(Challenge):
Extract from the listing each line in which the word "description" appears.

(Information given):
+-------+
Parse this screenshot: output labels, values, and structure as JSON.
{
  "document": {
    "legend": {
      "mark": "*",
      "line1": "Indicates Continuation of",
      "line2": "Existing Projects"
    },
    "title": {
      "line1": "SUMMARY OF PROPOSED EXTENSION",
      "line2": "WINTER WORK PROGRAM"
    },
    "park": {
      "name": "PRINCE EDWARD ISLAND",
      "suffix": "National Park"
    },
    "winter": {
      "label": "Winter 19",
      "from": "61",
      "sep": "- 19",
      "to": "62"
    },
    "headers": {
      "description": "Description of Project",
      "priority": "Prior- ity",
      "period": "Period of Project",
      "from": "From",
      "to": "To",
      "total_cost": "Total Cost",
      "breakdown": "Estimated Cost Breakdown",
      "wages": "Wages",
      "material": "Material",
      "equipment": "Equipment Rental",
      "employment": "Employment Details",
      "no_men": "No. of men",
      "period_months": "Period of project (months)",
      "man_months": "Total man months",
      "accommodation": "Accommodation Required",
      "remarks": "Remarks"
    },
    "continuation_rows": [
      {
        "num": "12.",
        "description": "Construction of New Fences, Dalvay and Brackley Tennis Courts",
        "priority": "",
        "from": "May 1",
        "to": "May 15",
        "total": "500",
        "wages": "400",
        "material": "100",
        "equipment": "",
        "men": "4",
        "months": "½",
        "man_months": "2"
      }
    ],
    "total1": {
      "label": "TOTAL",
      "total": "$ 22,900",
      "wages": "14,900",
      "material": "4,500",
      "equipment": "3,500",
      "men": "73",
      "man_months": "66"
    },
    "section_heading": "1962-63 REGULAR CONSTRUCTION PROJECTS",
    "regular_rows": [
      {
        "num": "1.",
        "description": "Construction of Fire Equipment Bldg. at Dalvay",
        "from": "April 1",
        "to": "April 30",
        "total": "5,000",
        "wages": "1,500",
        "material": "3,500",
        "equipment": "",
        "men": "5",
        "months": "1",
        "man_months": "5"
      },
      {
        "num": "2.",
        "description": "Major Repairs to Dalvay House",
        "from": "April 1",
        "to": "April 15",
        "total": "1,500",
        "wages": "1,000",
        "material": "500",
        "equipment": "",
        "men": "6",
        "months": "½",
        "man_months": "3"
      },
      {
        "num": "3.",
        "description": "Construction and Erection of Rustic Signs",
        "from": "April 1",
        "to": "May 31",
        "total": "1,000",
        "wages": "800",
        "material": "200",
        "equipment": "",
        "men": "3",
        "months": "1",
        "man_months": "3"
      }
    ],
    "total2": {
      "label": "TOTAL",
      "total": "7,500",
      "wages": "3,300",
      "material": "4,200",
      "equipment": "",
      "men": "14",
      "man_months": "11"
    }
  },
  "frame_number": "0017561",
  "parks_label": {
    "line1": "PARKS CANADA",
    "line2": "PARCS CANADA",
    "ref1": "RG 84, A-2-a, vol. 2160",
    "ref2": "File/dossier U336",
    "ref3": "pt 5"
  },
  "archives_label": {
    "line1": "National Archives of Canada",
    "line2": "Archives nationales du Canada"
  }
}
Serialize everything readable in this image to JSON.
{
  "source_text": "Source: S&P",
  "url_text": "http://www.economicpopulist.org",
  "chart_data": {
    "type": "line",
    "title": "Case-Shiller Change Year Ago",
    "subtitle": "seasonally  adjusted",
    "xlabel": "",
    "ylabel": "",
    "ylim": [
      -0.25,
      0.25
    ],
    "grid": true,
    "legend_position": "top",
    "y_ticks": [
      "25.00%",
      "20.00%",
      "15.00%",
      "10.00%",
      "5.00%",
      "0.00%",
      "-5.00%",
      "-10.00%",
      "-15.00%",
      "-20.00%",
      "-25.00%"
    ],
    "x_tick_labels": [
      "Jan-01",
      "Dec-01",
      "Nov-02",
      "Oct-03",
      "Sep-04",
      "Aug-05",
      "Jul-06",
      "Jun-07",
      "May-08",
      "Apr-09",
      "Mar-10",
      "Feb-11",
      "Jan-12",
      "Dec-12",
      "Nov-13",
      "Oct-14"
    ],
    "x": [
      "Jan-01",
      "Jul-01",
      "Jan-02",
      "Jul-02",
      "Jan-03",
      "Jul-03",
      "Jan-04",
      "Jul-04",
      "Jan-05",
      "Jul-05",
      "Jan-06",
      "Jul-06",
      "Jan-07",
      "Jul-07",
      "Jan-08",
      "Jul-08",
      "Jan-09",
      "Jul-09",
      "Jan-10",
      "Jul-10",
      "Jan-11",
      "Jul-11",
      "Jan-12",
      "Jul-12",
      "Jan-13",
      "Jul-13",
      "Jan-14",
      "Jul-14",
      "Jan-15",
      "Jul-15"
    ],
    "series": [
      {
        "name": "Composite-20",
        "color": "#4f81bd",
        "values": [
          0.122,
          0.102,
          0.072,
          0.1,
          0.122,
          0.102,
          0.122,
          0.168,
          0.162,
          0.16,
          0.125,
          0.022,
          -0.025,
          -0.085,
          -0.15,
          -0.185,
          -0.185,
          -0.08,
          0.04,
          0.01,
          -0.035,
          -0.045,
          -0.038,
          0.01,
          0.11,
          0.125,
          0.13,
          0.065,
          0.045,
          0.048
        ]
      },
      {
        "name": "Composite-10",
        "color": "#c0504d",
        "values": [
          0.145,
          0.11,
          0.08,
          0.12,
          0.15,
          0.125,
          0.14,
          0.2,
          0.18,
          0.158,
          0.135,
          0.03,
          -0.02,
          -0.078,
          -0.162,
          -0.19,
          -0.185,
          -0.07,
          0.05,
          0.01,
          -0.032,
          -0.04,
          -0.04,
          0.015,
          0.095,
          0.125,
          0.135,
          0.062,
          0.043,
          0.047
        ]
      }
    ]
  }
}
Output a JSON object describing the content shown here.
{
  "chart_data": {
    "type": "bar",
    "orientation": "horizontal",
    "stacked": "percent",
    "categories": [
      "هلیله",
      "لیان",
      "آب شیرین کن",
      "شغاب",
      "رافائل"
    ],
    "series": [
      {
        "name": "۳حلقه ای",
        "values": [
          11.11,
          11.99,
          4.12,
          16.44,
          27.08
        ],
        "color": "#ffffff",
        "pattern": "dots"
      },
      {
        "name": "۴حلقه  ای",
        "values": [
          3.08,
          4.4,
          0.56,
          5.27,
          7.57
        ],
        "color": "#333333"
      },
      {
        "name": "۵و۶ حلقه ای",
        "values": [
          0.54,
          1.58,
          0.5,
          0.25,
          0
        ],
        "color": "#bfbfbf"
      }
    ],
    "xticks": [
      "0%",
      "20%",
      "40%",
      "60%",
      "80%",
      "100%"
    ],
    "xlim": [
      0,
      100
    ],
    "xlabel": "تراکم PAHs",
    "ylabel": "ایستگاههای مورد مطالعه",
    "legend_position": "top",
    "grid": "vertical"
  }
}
+-------+
(Solution to the problem):
      "description": "Description of Project",
        "description": "Construction of New Fences, Dalvay and Brackley Tennis Courts",
        "description": "Construction of Fire Equipment Bldg. at Dalvay",
        "description": "Major Repairs to Dalvay House",
        "description": "Construction and Erection of Rustic Signs",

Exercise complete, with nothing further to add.